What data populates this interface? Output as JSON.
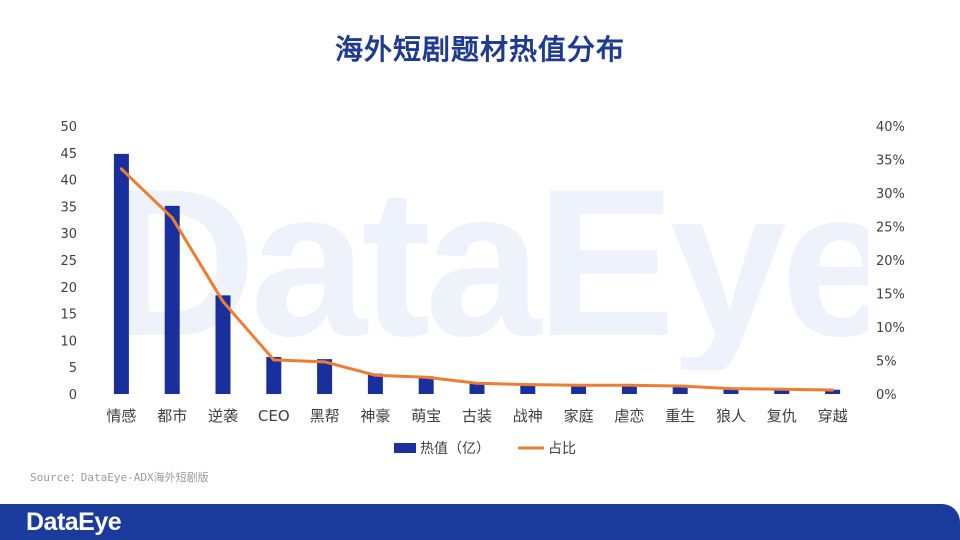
{
  "title": "海外短剧题材热值分布",
  "source": "Source：DataEye-ADX海外短剧版",
  "watermark_text": "DataEye",
  "footer_logo": "DataEye",
  "colors": {
    "title": "#1f3a93",
    "bar": "#1a2f9e",
    "line": "#ed7d31",
    "axis_text": "#404040",
    "footer": "#1a3a9c",
    "watermark": "#eef2fa"
  },
  "chart_data": {
    "type": "bar",
    "categories": [
      "情感",
      "都市",
      "逆袭",
      "CEO",
      "黑帮",
      "神豪",
      "萌宝",
      "古装",
      "战神",
      "家庭",
      "虐恋",
      "重生",
      "狼人",
      "复仇",
      "穿越"
    ],
    "series": [
      {
        "name": "热值（亿）",
        "type": "bar",
        "axis": "left",
        "values": [
          44.8,
          35.1,
          18.4,
          6.9,
          6.5,
          3.8,
          3.3,
          2.1,
          1.8,
          1.7,
          1.7,
          1.6,
          1.1,
          0.9,
          0.8
        ]
      },
      {
        "name": "占比",
        "type": "line",
        "axis": "right",
        "values": [
          33.6,
          26.3,
          13.8,
          5.1,
          4.8,
          2.8,
          2.5,
          1.6,
          1.4,
          1.3,
          1.3,
          1.2,
          0.8,
          0.7,
          0.6
        ]
      }
    ],
    "left_axis": {
      "ylim": [
        0,
        50
      ],
      "ticks": [
        "0",
        "5",
        "10",
        "15",
        "20",
        "25",
        "30",
        "35",
        "40",
        "45",
        "50"
      ]
    },
    "right_axis": {
      "ylim": [
        0,
        40
      ],
      "ticks": [
        "0%",
        "5%",
        "10%",
        "15%",
        "20%",
        "25%",
        "30%",
        "35%",
        "40%"
      ]
    },
    "legend": [
      "热值（亿）",
      "占比"
    ],
    "legend_position": "bottom",
    "grid": false
  }
}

◆ ◆ ◆ ◆

Directive - Restate the whole listing above exactly, except for its images.

Solution for this problem -
What data populates this interface? Output as JSON.
{
  "title": "海外短剧题材热值分布",
  "source": "Source：DataEye-ADX海外短剧版",
  "watermark_text": "DataEye",
  "footer_logo": "DataEye",
  "colors": {
    "title": "#1f3a93",
    "bar": "#1a2f9e",
    "line": "#ed7d31",
    "axis_text": "#404040",
    "footer": "#1a3a9c",
    "watermark": "#eef2fa"
  },
  "chart_data": {
    "type": "bar",
    "categories": [
      "情感",
      "都市",
      "逆袭",
      "CEO",
      "黑帮",
      "神豪",
      "萌宝",
      "古装",
      "战神",
      "家庭",
      "虐恋",
      "重生",
      "狼人",
      "复仇",
      "穿越"
    ],
    "series": [
      {
        "name": "热值（亿）",
        "type": "bar",
        "axis": "left",
        "values": [
          44.8,
          35.1,
          18.4,
          6.9,
          6.5,
          3.8,
          3.3,
          2.1,
          1.8,
          1.7,
          1.7,
          1.6,
          1.1,
          0.9,
          0.8
        ]
      },
      {
        "name": "占比",
        "type": "line",
        "axis": "right",
        "values": [
          33.6,
          26.3,
          13.8,
          5.1,
          4.8,
          2.8,
          2.5,
          1.6,
          1.4,
          1.3,
          1.3,
          1.2,
          0.8,
          0.7,
          0.6
        ]
      }
    ],
    "left_axis": {
      "ylim": [
        0,
        50
      ],
      "ticks": [
        "0",
        "5",
        "10",
        "15",
        "20",
        "25",
        "30",
        "35",
        "40",
        "45",
        "50"
      ]
    },
    "right_axis": {
      "ylim": [
        0,
        40
      ],
      "ticks": [
        "0%",
        "5%",
        "10%",
        "15%",
        "20%",
        "25%",
        "30%",
        "35%",
        "40%"
      ]
    },
    "legend": [
      "热值（亿）",
      "占比"
    ],
    "legend_position": "bottom",
    "grid": false
  }
}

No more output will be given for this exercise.